>> Start DATA IN THIS EXERCISE
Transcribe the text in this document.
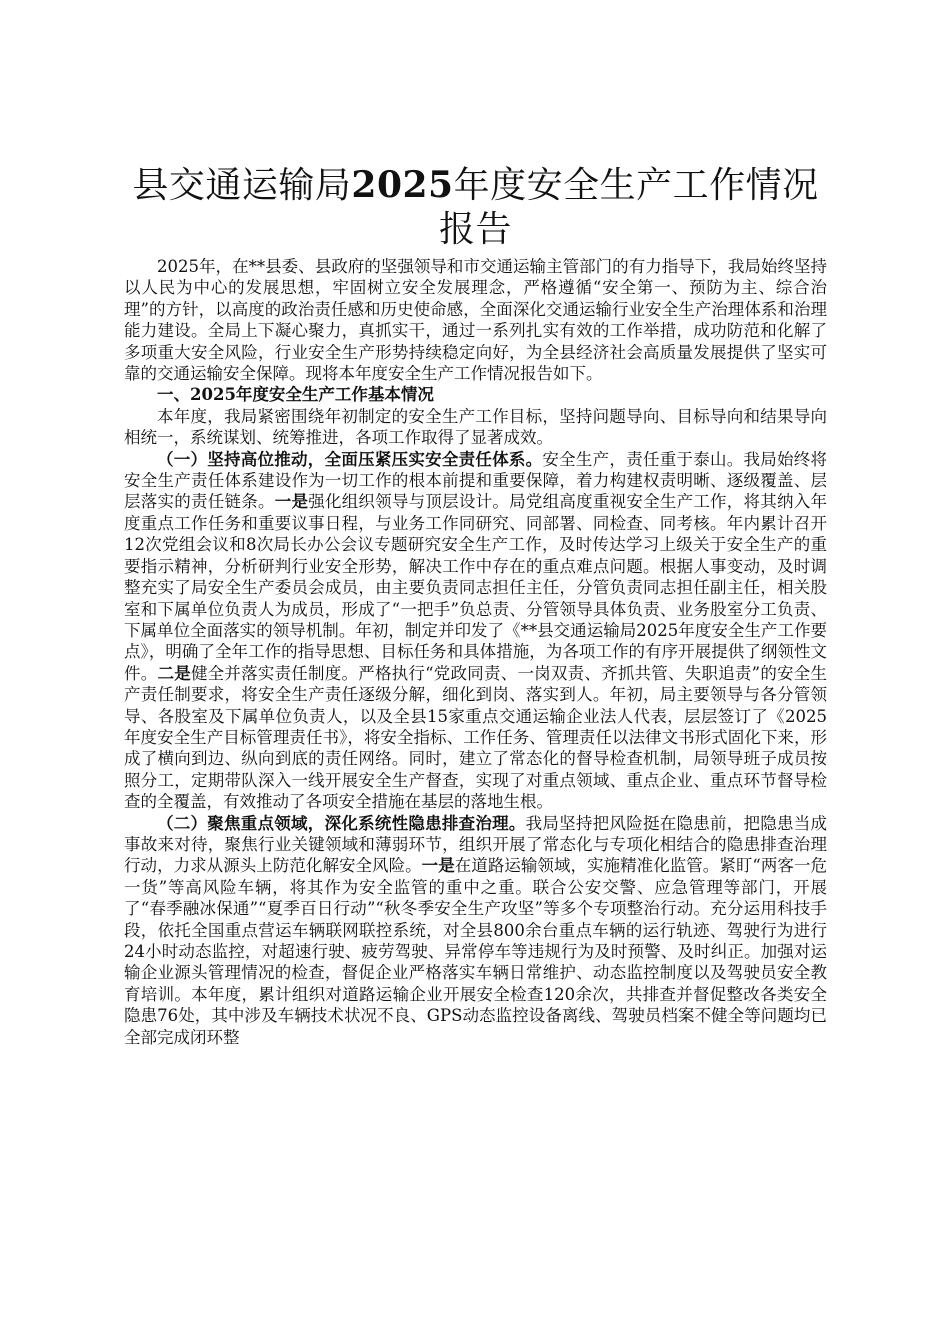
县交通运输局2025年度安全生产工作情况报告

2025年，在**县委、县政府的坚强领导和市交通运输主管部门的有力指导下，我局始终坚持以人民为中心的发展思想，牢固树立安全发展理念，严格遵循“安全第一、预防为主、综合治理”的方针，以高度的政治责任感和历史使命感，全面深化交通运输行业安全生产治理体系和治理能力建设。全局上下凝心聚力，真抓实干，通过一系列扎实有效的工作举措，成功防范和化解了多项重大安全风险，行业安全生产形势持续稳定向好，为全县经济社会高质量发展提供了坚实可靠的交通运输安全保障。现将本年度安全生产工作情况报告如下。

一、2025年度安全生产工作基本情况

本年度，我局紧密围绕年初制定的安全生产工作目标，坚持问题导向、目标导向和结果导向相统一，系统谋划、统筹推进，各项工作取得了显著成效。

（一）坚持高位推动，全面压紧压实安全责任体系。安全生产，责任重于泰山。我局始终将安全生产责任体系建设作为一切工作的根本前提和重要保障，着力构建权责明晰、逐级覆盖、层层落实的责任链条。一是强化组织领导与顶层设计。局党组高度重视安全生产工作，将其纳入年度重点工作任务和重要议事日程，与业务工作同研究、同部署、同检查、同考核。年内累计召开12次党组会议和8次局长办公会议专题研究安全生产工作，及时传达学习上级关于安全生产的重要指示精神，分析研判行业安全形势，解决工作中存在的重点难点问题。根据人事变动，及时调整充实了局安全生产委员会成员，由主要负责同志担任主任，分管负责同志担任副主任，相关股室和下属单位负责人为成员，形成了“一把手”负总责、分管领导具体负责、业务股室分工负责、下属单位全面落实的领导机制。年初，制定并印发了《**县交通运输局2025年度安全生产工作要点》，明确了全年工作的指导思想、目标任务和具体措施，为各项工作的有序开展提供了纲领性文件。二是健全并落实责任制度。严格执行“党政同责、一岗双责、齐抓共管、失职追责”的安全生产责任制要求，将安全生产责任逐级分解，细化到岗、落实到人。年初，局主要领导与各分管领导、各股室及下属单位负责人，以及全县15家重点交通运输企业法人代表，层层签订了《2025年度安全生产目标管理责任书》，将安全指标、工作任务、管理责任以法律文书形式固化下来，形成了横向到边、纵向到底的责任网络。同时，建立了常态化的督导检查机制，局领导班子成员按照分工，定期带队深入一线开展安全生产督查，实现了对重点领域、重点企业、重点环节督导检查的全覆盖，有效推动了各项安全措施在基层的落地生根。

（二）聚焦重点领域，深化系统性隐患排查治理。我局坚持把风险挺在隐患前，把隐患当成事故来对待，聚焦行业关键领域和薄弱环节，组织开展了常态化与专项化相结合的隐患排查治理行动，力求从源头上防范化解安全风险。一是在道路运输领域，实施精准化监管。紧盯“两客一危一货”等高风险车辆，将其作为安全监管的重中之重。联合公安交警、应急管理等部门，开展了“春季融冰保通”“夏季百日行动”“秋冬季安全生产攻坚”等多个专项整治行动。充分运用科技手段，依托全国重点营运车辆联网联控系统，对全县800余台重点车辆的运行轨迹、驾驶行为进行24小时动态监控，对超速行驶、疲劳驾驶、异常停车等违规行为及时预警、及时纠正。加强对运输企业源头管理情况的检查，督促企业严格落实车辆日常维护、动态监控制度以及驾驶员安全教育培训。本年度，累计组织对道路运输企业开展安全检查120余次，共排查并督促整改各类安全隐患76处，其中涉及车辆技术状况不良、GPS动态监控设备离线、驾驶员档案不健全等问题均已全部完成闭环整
>> End DATA IN THIS EXERCISE
> [AIM]:
Using the records above, retype everything exactly except the pictures.

> [EXERCISE SOLUTION]:
Transcribe the text in this document.
县交通运输局2025年度安全生产工作情况报告

2025年，在**县委、县政府的坚强领导和市交通运输主管部门的有力指导下，我局始终坚持以人民为中心的发展思想，牢固树立安全发展理念，严格遵循“安全第一、预防为主、综合治理”的方针，以高度的政治责任感和历史使命感，全面深化交通运输行业安全生产治理体系和治理能力建设。全局上下凝心聚力，真抓实干，通过一系列扎实有效的工作举措，成功防范和化解了多项重大安全风险，行业安全生产形势持续稳定向好，为全县经济社会高质量发展提供了坚实可靠的交通运输安全保障。现将本年度安全生产工作情况报告如下。

一、2025年度安全生产工作基本情况

本年度，我局紧密围绕年初制定的安全生产工作目标，坚持问题导向、目标导向和结果导向相统一，系统谋划、统筹推进，各项工作取得了显著成效。

（一）坚持高位推动，全面压紧压实安全责任体系。安全生产，责任重于泰山。我局始终将安全生产责任体系建设作为一切工作的根本前提和重要保障，着力构建权责明晰、逐级覆盖、层层落实的责任链条。一是强化组织领导与顶层设计。局党组高度重视安全生产工作，将其纳入年度重点工作任务和重要议事日程，与业务工作同研究、同部署、同检查、同考核。年内累计召开12次党组会议和8次局长办公会议专题研究安全生产工作，及时传达学习上级关于安全生产的重要指示精神，分析研判行业安全形势，解决工作中存在的重点难点问题。根据人事变动，及时调整充实了局安全生产委员会成员，由主要负责同志担任主任，分管负责同志担任副主任，相关股室和下属单位负责人为成员，形成了“一把手”负总责、分管领导具体负责、业务股室分工负责、下属单位全面落实的领导机制。年初，制定并印发了《**县交通运输局2025年度安全生产工作要点》，明确了全年工作的指导思想、目标任务和具体措施，为各项工作的有序开展提供了纲领性文件。二是健全并落实责任制度。严格执行“党政同责、一岗双责、齐抓共管、失职追责”的安全生产责任制要求，将安全生产责任逐级分解，细化到岗、落实到人。年初，局主要领导与各分管领导、各股室及下属单位负责人，以及全县15家重点交通运输企业法人代表，层层签订了《2025年度安全生产目标管理责任书》，将安全指标、工作任务、管理责任以法律文书形式固化下来，形成了横向到边、纵向到底的责任网络。同时，建立了常态化的督导检查机制，局领导班子成员按照分工，定期带队深入一线开展安全生产督查，实现了对重点领域、重点企业、重点环节督导检查的全覆盖，有效推动了各项安全措施在基层的落地生根。

（二）聚焦重点领域，深化系统性隐患排查治理。我局坚持把风险挺在隐患前，把隐患当成事故来对待，聚焦行业关键领域和薄弱环节，组织开展了常态化与专项化相结合的隐患排查治理行动，力求从源头上防范化解安全风险。一是在道路运输领域，实施精准化监管。紧盯“两客一危一货”等高风险车辆，将其作为安全监管的重中之重。联合公安交警、应急管理等部门，开展了“春季融冰保通”“夏季百日行动”“秋冬季安全生产攻坚”等多个专项整治行动。充分运用科技手段，依托全国重点营运车辆联网联控系统，对全县800余台重点车辆的运行轨迹、驾驶行为进行24小时动态监控，对超速行驶、疲劳驾驶、异常停车等违规行为及时预警、及时纠正。加强对运输企业源头管理情况的检查，督促企业严格落实车辆日常维护、动态监控制度以及驾驶员安全教育培训。本年度，累计组织对道路运输企业开展安全检查120余次，共排查并督促整改各类安全隐患76处，其中涉及车辆技术状况不良、GPS动态监控设备离线、驾驶员档案不健全等问题均已全部完成闭环整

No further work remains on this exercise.